Goal:
Tally the lines that include "Daily". Output the number only.

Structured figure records
<<<<

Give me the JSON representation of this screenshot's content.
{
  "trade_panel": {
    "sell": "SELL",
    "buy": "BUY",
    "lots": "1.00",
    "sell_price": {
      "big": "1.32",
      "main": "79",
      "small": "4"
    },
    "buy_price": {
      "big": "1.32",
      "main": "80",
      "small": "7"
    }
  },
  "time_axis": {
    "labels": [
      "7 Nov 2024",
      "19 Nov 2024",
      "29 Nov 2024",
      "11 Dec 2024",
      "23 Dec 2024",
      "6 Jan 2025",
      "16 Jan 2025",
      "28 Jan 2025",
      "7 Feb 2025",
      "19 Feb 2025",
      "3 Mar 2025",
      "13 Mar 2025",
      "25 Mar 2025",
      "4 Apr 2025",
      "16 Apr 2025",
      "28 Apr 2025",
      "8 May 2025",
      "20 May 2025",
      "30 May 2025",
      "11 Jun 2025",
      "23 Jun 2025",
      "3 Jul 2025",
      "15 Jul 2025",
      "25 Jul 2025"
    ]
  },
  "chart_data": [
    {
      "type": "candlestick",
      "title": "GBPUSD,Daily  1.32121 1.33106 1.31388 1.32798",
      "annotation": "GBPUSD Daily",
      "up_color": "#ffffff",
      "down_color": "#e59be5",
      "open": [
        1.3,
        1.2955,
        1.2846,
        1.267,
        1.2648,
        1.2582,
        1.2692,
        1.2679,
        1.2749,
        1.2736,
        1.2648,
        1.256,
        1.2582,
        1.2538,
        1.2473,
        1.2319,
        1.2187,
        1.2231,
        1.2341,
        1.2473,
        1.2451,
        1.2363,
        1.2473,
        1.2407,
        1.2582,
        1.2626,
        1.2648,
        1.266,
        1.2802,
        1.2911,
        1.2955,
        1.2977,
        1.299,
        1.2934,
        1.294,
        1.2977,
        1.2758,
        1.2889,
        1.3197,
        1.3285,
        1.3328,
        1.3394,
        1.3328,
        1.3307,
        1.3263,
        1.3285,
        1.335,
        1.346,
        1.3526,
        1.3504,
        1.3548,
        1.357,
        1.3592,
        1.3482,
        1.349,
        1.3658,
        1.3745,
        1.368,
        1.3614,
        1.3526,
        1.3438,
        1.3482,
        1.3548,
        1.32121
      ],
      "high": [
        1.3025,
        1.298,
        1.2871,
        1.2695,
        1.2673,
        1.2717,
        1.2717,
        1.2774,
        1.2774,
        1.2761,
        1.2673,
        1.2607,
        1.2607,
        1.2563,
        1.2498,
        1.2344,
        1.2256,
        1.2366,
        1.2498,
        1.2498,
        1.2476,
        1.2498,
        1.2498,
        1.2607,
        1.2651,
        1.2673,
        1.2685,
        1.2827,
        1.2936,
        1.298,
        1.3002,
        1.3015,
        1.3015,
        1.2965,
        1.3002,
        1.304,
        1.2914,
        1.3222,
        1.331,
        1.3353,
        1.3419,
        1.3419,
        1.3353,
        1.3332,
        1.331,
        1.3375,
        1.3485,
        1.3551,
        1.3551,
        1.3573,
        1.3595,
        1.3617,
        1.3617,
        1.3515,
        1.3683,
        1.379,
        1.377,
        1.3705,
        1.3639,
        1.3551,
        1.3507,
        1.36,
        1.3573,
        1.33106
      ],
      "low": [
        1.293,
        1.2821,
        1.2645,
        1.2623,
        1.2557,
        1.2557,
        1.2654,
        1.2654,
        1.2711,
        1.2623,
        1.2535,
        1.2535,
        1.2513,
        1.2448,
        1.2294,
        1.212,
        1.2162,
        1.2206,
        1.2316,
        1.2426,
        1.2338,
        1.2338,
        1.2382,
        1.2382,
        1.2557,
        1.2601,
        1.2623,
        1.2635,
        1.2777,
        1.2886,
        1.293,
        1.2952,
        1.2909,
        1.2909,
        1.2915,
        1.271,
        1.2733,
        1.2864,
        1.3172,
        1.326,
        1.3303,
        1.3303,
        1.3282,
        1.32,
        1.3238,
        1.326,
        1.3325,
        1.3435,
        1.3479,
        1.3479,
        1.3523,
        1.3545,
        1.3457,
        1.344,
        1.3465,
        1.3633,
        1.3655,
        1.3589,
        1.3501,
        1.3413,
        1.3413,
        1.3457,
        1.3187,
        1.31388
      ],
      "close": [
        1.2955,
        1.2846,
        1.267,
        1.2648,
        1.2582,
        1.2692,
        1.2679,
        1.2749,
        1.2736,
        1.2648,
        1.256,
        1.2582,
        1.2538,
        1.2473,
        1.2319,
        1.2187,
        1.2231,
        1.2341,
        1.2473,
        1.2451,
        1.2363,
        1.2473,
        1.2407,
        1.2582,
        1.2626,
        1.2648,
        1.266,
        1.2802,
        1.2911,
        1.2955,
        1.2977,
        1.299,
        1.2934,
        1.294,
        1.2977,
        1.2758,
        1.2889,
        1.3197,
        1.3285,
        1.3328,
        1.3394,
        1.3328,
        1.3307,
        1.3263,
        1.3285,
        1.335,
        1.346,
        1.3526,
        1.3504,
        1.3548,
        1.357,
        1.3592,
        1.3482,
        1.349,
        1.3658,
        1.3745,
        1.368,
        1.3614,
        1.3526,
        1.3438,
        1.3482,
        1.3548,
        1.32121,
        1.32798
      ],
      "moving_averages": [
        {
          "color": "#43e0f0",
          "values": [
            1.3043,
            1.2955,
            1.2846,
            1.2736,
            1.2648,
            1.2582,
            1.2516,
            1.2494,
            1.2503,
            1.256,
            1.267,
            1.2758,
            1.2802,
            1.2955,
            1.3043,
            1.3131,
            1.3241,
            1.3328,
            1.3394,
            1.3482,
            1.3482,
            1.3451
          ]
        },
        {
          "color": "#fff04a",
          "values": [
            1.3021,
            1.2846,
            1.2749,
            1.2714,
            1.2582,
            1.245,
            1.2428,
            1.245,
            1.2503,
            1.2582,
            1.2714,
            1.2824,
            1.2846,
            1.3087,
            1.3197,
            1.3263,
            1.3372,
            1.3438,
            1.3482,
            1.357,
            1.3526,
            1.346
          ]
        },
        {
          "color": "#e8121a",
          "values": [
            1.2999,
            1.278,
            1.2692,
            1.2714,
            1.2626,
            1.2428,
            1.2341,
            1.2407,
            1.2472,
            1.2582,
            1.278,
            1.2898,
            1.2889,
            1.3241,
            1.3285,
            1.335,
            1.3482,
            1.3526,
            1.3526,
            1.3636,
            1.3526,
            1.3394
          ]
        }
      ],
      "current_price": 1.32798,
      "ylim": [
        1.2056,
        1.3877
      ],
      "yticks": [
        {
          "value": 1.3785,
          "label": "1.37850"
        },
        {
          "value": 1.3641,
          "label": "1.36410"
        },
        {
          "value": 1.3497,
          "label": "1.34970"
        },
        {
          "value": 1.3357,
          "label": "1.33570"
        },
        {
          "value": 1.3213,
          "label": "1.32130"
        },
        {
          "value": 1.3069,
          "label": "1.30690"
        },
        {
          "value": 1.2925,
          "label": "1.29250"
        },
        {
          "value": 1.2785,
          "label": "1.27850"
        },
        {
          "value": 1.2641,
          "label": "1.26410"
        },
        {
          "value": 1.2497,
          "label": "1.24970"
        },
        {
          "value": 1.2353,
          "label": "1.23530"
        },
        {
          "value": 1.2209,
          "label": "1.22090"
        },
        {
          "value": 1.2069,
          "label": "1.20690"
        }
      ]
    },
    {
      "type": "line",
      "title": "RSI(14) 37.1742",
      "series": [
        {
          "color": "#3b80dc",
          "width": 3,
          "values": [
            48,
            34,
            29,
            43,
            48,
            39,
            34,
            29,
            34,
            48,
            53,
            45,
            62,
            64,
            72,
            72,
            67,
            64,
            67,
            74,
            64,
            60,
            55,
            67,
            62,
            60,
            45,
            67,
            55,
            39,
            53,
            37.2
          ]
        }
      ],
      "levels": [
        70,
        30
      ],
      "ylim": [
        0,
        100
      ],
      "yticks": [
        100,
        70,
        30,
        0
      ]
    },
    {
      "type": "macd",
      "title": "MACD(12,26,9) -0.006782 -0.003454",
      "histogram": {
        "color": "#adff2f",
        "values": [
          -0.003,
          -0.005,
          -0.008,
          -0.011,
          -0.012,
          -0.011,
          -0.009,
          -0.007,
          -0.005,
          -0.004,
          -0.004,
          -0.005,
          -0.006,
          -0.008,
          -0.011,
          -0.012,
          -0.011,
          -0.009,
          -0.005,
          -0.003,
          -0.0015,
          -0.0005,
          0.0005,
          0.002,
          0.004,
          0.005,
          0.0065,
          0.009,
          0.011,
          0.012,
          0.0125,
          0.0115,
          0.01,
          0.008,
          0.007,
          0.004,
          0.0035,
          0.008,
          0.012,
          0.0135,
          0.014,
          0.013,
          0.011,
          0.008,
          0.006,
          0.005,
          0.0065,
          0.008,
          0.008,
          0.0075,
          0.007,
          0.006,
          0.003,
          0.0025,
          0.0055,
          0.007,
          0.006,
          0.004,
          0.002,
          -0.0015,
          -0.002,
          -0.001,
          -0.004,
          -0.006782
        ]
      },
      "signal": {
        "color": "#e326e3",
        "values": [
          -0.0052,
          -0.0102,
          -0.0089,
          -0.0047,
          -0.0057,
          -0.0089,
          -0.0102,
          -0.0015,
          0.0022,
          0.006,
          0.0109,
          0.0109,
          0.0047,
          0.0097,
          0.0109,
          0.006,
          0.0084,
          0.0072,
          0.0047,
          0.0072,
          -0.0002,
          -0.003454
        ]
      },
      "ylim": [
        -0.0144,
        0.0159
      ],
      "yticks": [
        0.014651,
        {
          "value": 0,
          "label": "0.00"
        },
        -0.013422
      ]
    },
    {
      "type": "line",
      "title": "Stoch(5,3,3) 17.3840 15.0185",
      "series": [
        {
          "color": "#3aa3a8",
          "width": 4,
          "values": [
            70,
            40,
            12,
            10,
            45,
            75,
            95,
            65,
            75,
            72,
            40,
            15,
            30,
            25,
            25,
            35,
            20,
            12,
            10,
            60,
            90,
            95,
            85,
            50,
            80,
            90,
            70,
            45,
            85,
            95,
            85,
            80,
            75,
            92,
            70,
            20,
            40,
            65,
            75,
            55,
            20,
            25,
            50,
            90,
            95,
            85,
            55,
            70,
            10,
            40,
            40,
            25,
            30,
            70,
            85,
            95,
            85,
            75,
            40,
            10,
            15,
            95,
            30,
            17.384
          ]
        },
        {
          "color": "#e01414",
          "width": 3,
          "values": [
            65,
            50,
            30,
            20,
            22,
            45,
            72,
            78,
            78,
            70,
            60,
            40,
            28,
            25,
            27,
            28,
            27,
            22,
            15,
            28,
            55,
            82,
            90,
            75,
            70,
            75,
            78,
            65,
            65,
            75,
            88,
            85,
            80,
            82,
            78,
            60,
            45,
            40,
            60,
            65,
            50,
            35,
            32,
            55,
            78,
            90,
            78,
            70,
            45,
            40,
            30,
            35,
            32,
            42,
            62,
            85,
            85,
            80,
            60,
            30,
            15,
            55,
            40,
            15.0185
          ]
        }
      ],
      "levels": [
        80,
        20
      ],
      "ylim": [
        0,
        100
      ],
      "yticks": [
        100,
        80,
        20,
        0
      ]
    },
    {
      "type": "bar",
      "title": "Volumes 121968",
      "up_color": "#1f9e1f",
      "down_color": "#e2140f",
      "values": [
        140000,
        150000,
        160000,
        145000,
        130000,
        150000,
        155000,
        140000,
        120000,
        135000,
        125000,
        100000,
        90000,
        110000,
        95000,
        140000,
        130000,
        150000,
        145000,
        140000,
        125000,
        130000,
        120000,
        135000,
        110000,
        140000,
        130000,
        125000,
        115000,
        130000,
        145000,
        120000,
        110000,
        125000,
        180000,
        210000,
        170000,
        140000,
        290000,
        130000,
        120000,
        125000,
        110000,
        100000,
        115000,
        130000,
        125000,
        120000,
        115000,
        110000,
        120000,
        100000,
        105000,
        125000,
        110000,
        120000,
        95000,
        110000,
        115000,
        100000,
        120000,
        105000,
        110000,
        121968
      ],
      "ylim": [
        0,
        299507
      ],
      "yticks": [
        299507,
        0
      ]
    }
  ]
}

>>>>

Expected answer:
2